§ Passage
-.-.-

# Malware Research Notes: Radare 2 - An Open Source alternative to IDA

Radare [1] is an open source and multi-platform framework for Reverse Engineering activities which supports assembly and disassembly many architectures and binary formats [2]. As any other reversing framework, Radare framework aims to recognize high level features on machine code, such as: data structures, functions and execution flows. Radare has buildings for the most populars Operating Systems, such as: Microsoft Windows, Mac OS X, Linux, BSD, iPhone OS, Solaris and MeeGo. Figure 01 presents the main command line interface for Radare.

Figure 01: Radare command line interface

Radare offers few options of interactive graphical interfaces, such as: Web, GTK (Python) and ASCII-Art graph. Another very useful characteristic due to its designing is the capacity to easily implement new architectures, binary formats and analyses [3][4]. Radare provides an open API and with many bindings for many programming languages, such as: Python, Java, Ruby, Go and Perl. Radare is also integrated with the most popular debuggers supporting local and remote debugging [5], such as: gdb, rap, webui, r2pipe, winedbg and windbg.

This post aims to presenting a comparison between reverse engineering features from IDA pro [6] and Radare 2. We are going to discourse in which situation it is more appropriate to use each tool. This article can be used as a condensed user guide for Radare (a complete guide is available online [7]). This post can be used also as a reference guide once the above mentioned official guide is outdated and most examples do not work with the most recent version of Radare any longer. In this small tutorial we show the main functionalities of Radare in practice by solving a small "crack me" challenge.

The first comparison point is in case the analyst is more comfortable with command line interfaces and quick scripting features. Radare is very customizable and allow scripting characteristics and "piping" outputs to default Unix executables, such as: "wc", "more", "less" etc. This feature will be discoursed in more details in future.

-.-.-

§ Provided material

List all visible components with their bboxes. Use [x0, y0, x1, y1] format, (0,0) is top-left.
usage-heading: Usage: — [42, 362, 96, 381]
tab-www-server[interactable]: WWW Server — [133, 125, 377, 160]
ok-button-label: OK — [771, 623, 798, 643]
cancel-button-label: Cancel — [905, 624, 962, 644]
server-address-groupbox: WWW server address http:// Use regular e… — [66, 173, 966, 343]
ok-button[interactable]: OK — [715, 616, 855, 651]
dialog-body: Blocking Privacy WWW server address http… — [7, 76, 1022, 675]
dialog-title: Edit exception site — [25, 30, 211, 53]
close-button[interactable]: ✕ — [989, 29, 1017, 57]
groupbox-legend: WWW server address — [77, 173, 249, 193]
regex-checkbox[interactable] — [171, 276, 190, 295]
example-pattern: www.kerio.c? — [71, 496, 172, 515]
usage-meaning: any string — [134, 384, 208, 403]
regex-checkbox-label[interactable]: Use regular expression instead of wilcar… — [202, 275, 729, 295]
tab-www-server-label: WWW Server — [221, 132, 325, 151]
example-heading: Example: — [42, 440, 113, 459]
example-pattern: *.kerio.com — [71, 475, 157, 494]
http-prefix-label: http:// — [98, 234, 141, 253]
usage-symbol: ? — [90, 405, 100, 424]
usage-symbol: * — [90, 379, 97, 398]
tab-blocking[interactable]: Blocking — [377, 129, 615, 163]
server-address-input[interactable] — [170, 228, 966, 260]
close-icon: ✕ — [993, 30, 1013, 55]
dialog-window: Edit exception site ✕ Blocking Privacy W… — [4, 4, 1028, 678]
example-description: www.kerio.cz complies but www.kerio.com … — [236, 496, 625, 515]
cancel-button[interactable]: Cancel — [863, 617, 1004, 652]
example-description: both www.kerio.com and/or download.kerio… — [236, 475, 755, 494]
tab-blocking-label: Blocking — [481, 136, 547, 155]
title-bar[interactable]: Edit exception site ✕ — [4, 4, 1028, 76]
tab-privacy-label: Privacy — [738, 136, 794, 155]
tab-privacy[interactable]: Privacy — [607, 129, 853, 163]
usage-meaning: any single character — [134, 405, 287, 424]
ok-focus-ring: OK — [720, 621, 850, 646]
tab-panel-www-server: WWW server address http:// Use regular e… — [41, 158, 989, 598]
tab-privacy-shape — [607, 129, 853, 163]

-.-.-

§ Instructions for the task
Continue the post on Radare 2 and IDA Pro, starting after the sentence about discussing the scripting and piping features in more detail later.

§ Answer
The framework is essentially composed by 7 executables:

rax - responsible for converting numbers (e.g. string to hexadecimal, decimal to hexadecimal etc);
rahash - block based hashing utility;
rabin - responsible for extracting information about binaries;
rasm - assembly and disassembly from the shell;
rafind - binary file search and edit tool;
radiff - responsible for differential analysis. Very useful for analyzing patches;
radare2 - main executable which combines all above mentioned binaries.

Before discourse about the main executable and its main features it is necessary a brief introduction about each secondary application once all of them are connected and used on demand for analyzing binaries.

.::[ rax2

rax is a small command line executable responsible for converting numbers. It also supports "endianess" and can be used as a shell if no arguments given. Figure 02 shows an usage example of rax2.

Figure 02: rax2 usage examples

.::[ rahash2

rahash2 is a utility to calculate, check and show the hash values of each block of a target file. It allows the analyst to calculate a hash for large files and specific portions of files as well. Figure 03 shows the command line usage of rahash2.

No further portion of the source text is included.